> _GIVEN EXERCISE_: Omit the images, then print each record below exactly as it reads.

> _INFORMATION PROVIDED_:

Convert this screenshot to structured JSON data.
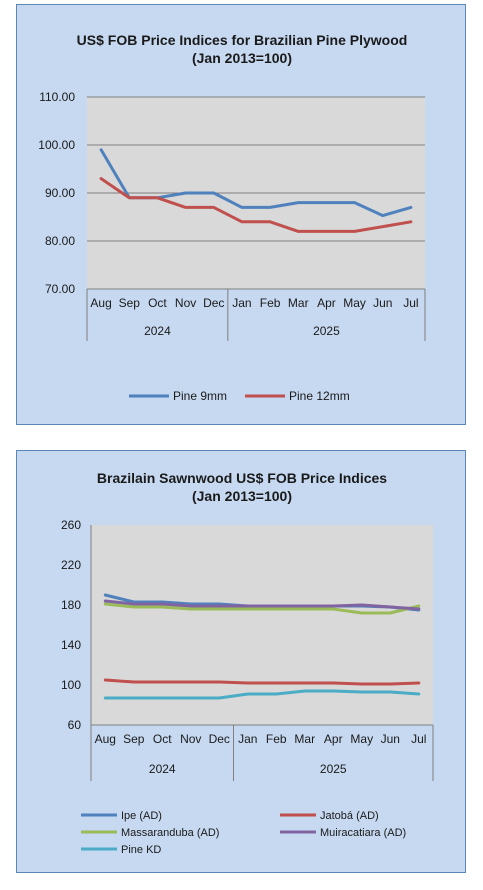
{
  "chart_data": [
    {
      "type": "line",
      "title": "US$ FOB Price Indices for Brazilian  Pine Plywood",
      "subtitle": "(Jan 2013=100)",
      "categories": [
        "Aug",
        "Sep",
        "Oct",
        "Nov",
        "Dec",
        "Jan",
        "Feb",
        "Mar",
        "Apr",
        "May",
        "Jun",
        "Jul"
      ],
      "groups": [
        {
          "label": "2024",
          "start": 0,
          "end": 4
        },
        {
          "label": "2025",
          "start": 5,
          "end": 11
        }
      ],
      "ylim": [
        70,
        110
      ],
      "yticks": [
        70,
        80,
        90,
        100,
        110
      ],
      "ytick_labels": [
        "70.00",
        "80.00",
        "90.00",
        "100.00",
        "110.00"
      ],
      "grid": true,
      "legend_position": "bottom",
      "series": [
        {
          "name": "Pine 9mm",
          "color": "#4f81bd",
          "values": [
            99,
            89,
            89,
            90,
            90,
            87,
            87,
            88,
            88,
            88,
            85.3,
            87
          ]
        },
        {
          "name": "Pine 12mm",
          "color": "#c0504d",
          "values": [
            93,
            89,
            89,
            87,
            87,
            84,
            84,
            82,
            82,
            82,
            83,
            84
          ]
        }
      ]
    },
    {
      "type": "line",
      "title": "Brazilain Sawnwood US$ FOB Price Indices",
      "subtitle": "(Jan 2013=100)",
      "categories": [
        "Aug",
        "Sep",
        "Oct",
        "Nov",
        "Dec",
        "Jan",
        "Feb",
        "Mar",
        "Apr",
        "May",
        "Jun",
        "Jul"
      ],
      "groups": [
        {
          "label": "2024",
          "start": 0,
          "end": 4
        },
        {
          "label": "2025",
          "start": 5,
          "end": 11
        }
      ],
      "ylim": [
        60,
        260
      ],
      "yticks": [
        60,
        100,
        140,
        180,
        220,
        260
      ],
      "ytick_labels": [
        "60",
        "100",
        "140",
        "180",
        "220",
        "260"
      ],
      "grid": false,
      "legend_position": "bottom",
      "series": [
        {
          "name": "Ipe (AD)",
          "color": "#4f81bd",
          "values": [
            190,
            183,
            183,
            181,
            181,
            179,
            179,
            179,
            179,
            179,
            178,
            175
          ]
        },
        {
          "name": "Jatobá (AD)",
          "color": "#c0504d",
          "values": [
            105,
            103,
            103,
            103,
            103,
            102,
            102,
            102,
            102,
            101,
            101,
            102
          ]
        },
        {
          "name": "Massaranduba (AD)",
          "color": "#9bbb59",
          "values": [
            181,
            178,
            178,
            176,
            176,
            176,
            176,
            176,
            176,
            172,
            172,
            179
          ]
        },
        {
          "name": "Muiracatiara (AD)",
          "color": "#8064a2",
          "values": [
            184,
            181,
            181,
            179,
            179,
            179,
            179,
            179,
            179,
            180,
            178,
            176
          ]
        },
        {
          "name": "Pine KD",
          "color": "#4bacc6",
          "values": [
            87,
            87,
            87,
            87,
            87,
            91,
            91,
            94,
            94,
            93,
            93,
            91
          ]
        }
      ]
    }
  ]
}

> _THE ANSWER_:
Convert this screenshot to structured JSON data.
{
  "chart_data": [
    {
      "type": "line",
      "title": "US$ FOB Price Indices for Brazilian  Pine Plywood",
      "subtitle": "(Jan 2013=100)",
      "categories": [
        "Aug",
        "Sep",
        "Oct",
        "Nov",
        "Dec",
        "Jan",
        "Feb",
        "Mar",
        "Apr",
        "May",
        "Jun",
        "Jul"
      ],
      "groups": [
        {
          "label": "2024",
          "start": 0,
          "end": 4
        },
        {
          "label": "2025",
          "start": 5,
          "end": 11
        }
      ],
      "ylim": [
        70,
        110
      ],
      "yticks": [
        70,
        80,
        90,
        100,
        110
      ],
      "ytick_labels": [
        "70.00",
        "80.00",
        "90.00",
        "100.00",
        "110.00"
      ],
      "grid": true,
      "legend_position": "bottom",
      "series": [
        {
          "name": "Pine 9mm",
          "color": "#4f81bd",
          "values": [
            99,
            89,
            89,
            90,
            90,
            87,
            87,
            88,
            88,
            88,
            85.3,
            87
          ]
        },
        {
          "name": "Pine 12mm",
          "color": "#c0504d",
          "values": [
            93,
            89,
            89,
            87,
            87,
            84,
            84,
            82,
            82,
            82,
            83,
            84
          ]
        }
      ]
    },
    {
      "type": "line",
      "title": "Brazilain Sawnwood US$ FOB Price Indices",
      "subtitle": "(Jan 2013=100)",
      "categories": [
        "Aug",
        "Sep",
        "Oct",
        "Nov",
        "Dec",
        "Jan",
        "Feb",
        "Mar",
        "Apr",
        "May",
        "Jun",
        "Jul"
      ],
      "groups": [
        {
          "label": "2024",
          "start": 0,
          "end": 4
        },
        {
          "label": "2025",
          "start": 5,
          "end": 11
        }
      ],
      "ylim": [
        60,
        260
      ],
      "yticks": [
        60,
        100,
        140,
        180,
        220,
        260
      ],
      "ytick_labels": [
        "60",
        "100",
        "140",
        "180",
        "220",
        "260"
      ],
      "grid": false,
      "legend_position": "bottom",
      "series": [
        {
          "name": "Ipe (AD)",
          "color": "#4f81bd",
          "values": [
            190,
            183,
            183,
            181,
            181,
            179,
            179,
            179,
            179,
            179,
            178,
            175
          ]
        },
        {
          "name": "Jatobá (AD)",
          "color": "#c0504d",
          "values": [
            105,
            103,
            103,
            103,
            103,
            102,
            102,
            102,
            102,
            101,
            101,
            102
          ]
        },
        {
          "name": "Massaranduba (AD)",
          "color": "#9bbb59",
          "values": [
            181,
            178,
            178,
            176,
            176,
            176,
            176,
            176,
            176,
            172,
            172,
            179
          ]
        },
        {
          "name": "Muiracatiara (AD)",
          "color": "#8064a2",
          "values": [
            184,
            181,
            181,
            179,
            179,
            179,
            179,
            179,
            179,
            180,
            178,
            176
          ]
        },
        {
          "name": "Pine KD",
          "color": "#4bacc6",
          "values": [
            87,
            87,
            87,
            87,
            87,
            91,
            91,
            94,
            94,
            93,
            93,
            91
          ]
        }
      ]
    }
  ]
}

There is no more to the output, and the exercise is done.